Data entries

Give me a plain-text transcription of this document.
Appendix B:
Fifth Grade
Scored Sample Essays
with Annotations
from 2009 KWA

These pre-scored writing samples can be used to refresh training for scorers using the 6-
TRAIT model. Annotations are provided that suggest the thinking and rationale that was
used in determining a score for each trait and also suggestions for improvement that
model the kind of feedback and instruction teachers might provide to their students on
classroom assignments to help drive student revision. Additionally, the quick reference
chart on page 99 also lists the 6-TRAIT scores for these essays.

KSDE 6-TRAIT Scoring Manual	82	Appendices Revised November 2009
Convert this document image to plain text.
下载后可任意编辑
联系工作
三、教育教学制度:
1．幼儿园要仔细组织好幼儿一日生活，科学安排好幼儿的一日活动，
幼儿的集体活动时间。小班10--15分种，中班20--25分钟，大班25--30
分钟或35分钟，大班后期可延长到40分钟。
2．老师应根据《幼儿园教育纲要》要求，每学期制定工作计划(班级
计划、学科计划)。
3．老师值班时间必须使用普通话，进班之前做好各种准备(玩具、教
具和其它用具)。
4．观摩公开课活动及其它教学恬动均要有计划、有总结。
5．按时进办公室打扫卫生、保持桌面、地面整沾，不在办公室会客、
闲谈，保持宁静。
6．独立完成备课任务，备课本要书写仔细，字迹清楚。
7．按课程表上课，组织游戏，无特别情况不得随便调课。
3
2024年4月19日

==

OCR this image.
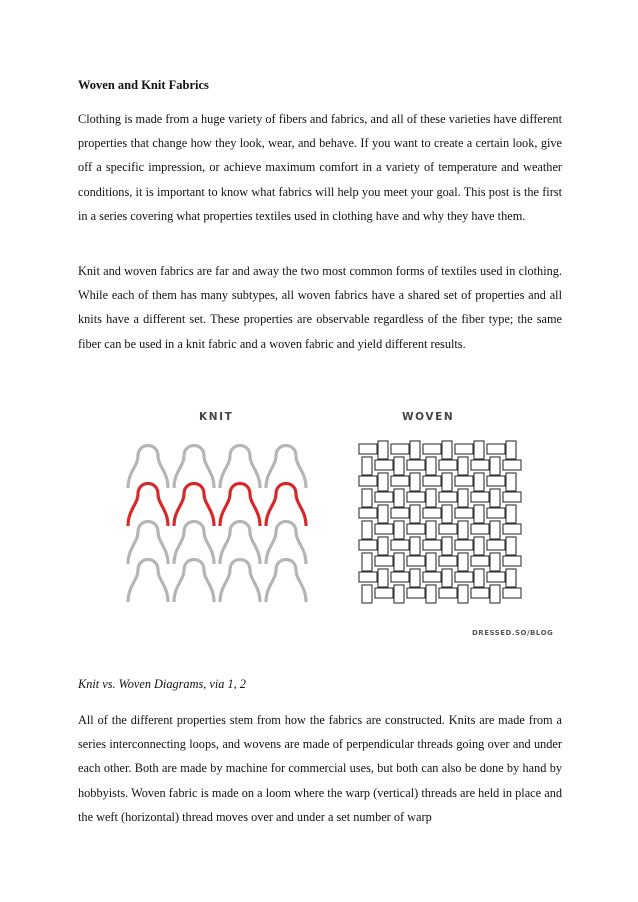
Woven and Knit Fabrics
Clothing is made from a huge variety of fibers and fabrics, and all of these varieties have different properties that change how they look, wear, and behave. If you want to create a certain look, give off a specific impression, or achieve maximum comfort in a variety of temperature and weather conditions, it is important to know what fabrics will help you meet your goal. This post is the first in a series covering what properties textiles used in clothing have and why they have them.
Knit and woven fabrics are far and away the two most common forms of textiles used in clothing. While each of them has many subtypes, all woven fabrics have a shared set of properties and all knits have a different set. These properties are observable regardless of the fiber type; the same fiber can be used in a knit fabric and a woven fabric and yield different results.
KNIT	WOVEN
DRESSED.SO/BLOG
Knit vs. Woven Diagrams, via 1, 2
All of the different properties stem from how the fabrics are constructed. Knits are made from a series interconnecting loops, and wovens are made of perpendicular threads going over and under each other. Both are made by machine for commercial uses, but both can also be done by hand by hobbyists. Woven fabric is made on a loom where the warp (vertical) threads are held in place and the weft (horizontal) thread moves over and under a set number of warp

* * *

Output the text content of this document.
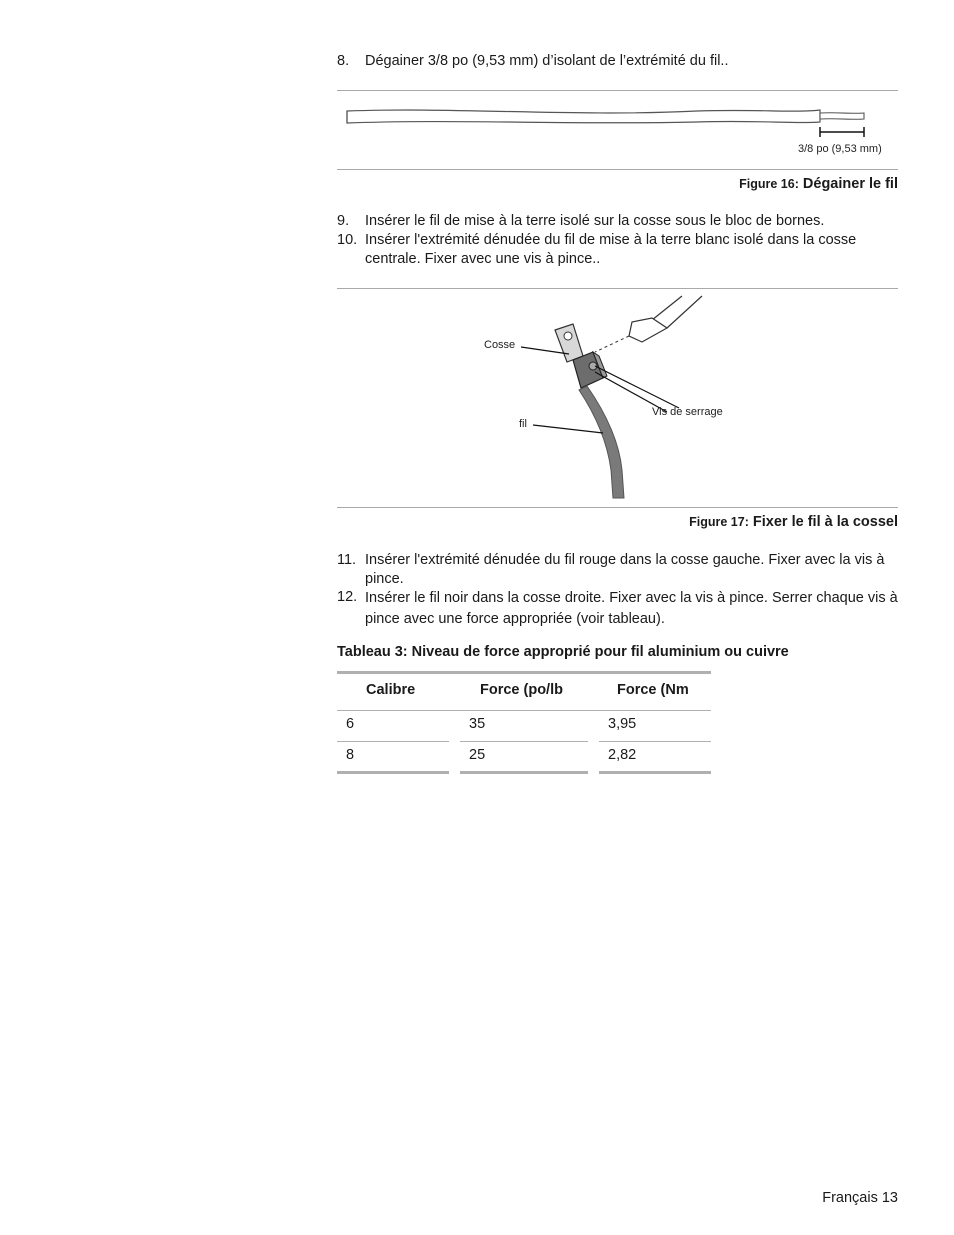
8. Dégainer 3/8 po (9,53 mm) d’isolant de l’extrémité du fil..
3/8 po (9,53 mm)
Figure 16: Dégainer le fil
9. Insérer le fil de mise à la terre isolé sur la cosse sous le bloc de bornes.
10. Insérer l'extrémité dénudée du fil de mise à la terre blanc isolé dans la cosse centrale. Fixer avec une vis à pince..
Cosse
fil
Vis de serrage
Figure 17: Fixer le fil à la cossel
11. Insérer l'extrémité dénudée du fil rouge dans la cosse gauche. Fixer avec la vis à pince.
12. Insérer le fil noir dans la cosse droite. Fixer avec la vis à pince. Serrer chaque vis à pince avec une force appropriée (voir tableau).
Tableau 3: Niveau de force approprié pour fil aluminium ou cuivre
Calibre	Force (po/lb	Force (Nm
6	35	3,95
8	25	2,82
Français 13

— EXERCISE —
From the data above, copy out every line with the string "avec" in it.

— EXERCISE SOLUTION —
10. Insérer l'extrémité dénudée du fil de mise à la terre blanc isolé dans la cosse centrale. Fixer avec une vis à pince..
11. Insérer l'extrémité dénudée du fil rouge dans la cosse gauche. Fixer avec la vis à pince.
12. Insérer le fil noir dans la cosse droite. Fixer avec la vis à pince. Serrer chaque vis à pince avec une force appropriée (voir tableau).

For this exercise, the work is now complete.